▶ _指示 1_
Mi MIX 2Sの記事のうち、「指紋センサーは筐体中央にきて」から「だと捉えたほうが良いだろう。」までを、両端の語句も含めてそのまま書き出してください。
▶ _指示 2_
Mi MIX 2Sの記事の最後の文に続けて、その先を書き進めてください。

▶ _提示文_
"""

指紋センサーは筐体中央にきており、アクセスしやすい。AIによる顔認証は、グローバル版のROMでは実装されていないようである

 本体のサイズは74.9×158.6×8.1mm(幅×奥行き×高さ)、重量は189gとされており、スマートフォンのなかでは大型/重量級クラスに属する。片手で操作できないこともないが、親指を伸ばそうとすると手のひらが画面に当たってしまい、誤操作が発生しやすくなる。基本的には両手で操作する製品だと捉えたほうが良いだろう。

 充電はMi 6と同じく、Quick Charge 3.0に対応。付属のACアダプタもQuick Charge 3.0に対応したもので、5V/3Aのみならず、9V/2Aと12V/1.5Aの出力も可能だ。ただし今回入手したACアダプタのプラグはCタイプだった(台湾では問題ない)。このため、そのままでは日本国内のコンセントに挿すことはできない。

 加えて、Mi MIX 2SはQiによる充電もサポートしており、最大7.5Wで充電できる。COMPUTEX TAIPEIの会場ではQi対応充電器が用意されていたほか、展示も多数あったのだが、いずれも問題なく充電できることが確認できた。

 搭載されるバッテリは3,400mAh。Facebookやブラウザ、3Dゲームをプレイするといった用途で、1日使ってまだ32%ほど電池が残っていた。決して大容量とは言えないが、ハイエンドSoCと大画面ディスプレイを搭載したスマートフォンとしては次点だろう。

"""

▶ _資料_
"""

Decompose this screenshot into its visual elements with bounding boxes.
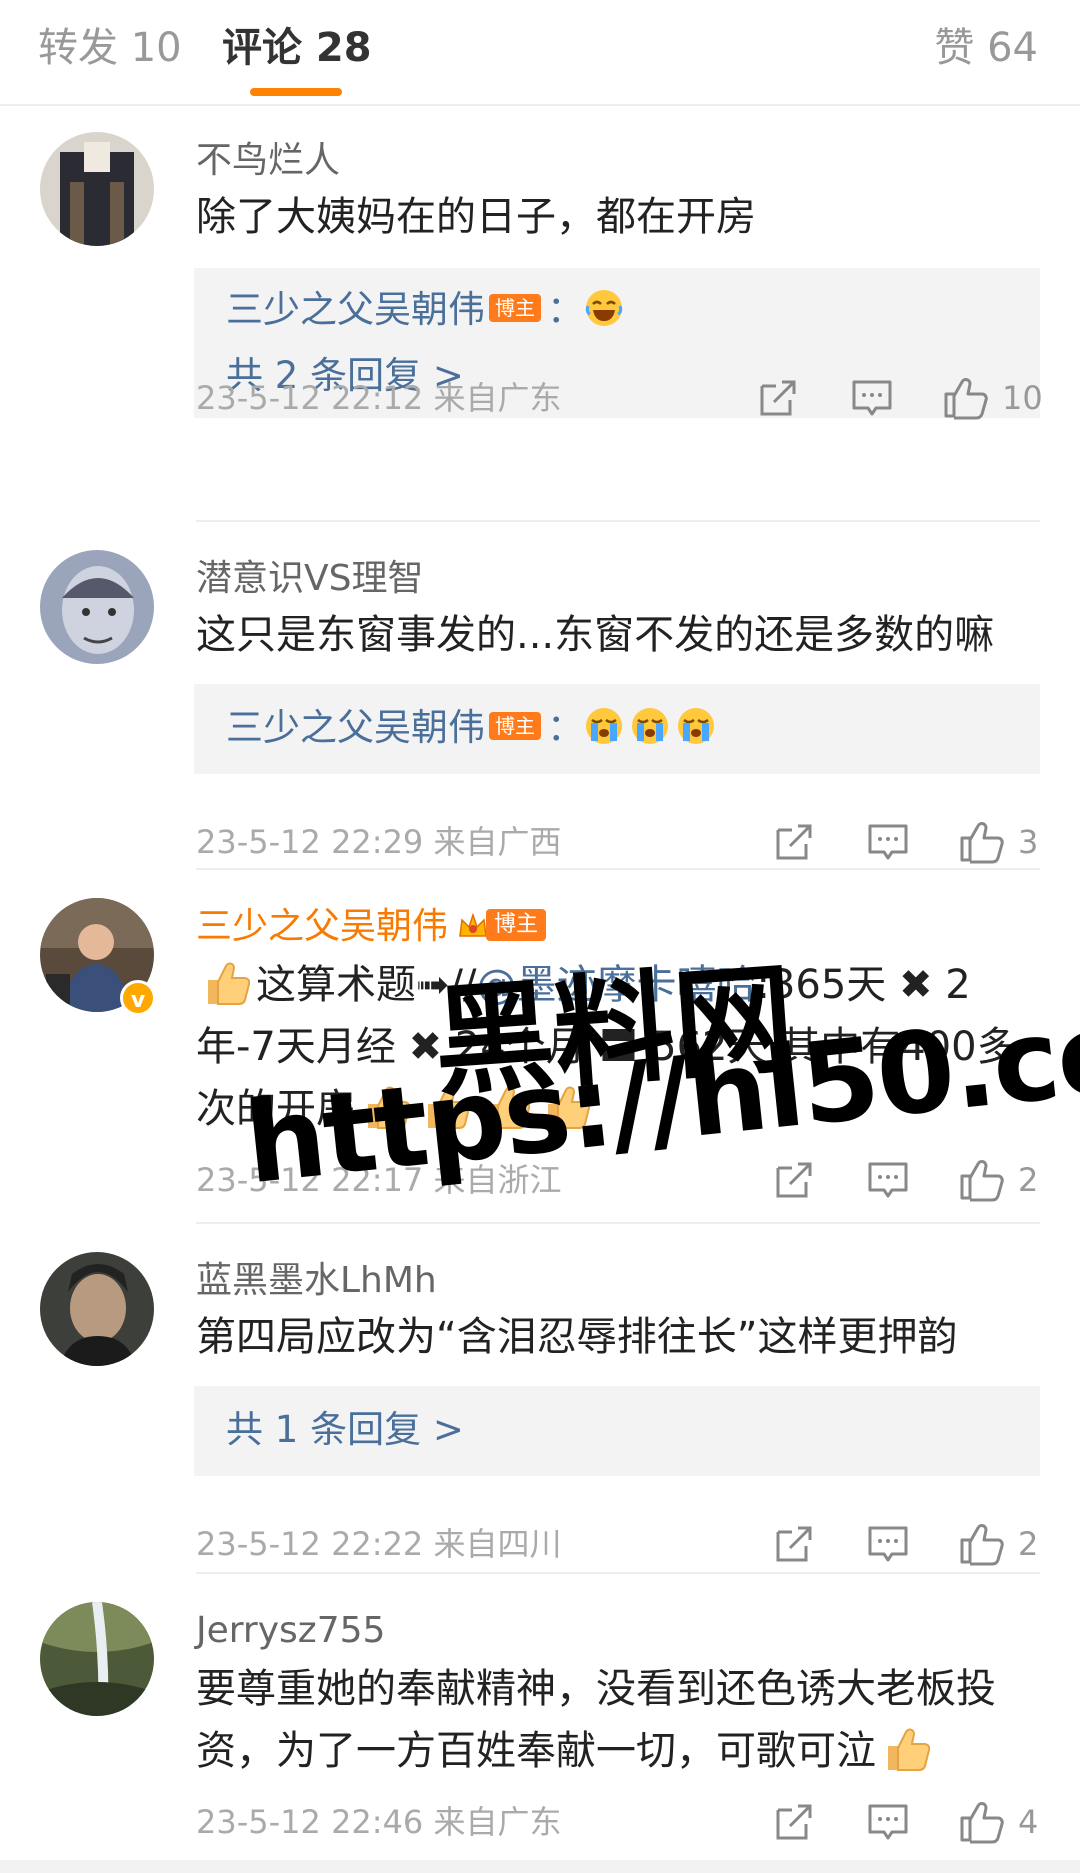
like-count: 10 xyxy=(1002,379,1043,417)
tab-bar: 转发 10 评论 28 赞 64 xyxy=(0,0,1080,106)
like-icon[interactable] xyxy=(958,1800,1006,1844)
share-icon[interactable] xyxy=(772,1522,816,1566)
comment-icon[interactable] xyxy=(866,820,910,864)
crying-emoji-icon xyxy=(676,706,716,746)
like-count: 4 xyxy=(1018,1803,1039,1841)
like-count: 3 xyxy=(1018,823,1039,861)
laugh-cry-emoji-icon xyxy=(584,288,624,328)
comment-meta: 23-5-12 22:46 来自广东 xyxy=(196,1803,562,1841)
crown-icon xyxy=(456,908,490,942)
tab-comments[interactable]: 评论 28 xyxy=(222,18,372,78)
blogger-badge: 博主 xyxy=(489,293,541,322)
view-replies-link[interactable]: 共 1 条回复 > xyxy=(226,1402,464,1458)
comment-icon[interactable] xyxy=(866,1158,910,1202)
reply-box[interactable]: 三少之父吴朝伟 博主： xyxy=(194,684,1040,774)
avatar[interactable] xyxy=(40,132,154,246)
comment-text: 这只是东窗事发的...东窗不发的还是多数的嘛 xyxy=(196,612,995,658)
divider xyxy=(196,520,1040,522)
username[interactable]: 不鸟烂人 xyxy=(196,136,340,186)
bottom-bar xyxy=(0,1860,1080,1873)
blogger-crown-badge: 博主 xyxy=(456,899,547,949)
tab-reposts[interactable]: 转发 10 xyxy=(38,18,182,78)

"""

▶ _解答 1_
指紋センサーは筐体中央にきており、アクセスしやすい。AIによる顔認証は、グローバル版のROMでは実装されていないようである

 本体のサイズは74.9×158.6×8.1mm(幅×奥行き×高さ)、重量は189gとされており、スマートフォンのなかでは大型/重量級クラスに属する。片手で操作できないこともないが、親指を伸ばそうとすると手のひらが画面に当たってしまい、誤操作が発生しやすくなる。基本的には両手で操作する製品だと捉えたほうが良いだろう。

▶ _解答 2_
トップクラスのCPU/GPU性能を実現

 それでは最後にベンチマークでSnapdragon 845の性能を見ていきたい。実施したベンチマークはAntutu Benchmark V7と3DMarkだ。Antutu BenchmarkはV7からテストを一新しており、V6とのスコア互換性がなくなっている点に注意されたい。

 基本的にGPUが強いQualcomm系のSoCでは、V6からスコアが向上する傾向にある。たとえば、筆者が以前に計測したSnapdragon 835を搭載したMi 6のV6のスコアは174,092であったが、V7では21万超になる。

Antutu Benchmark V7の結果
3DMark Sling Shot Extremeの結果

 それらを踏まえた上でMi MIX 2Sのスコアだが、267,820だった。発表会では277,178というスコアが示されたが、これはさまざまな最適化を行なった上で、メモリ8GBとストレージ256GBを搭載した上位モデルの結果かもしれない。とは言え、ハイエンドスマートフォンとしては十分な結果であり、実際も操作で引っかかりを感じたり、ストレスに感じることはまったくと言っていいほどなかった。

 3DMarkに関しては、Ice Storm ExtremeではMAXのスコアが出てしまい、正しく計測できなかったので、Sling Shot Extremeの結果となるが、OpenGL ES 3.1では3812、Vulkanでは2849となった。これは競合製品より性能が低いのだが、原因は不明である。ドライバが最適化されていない、もしくは排熱がうまくいっていないのかもしれない。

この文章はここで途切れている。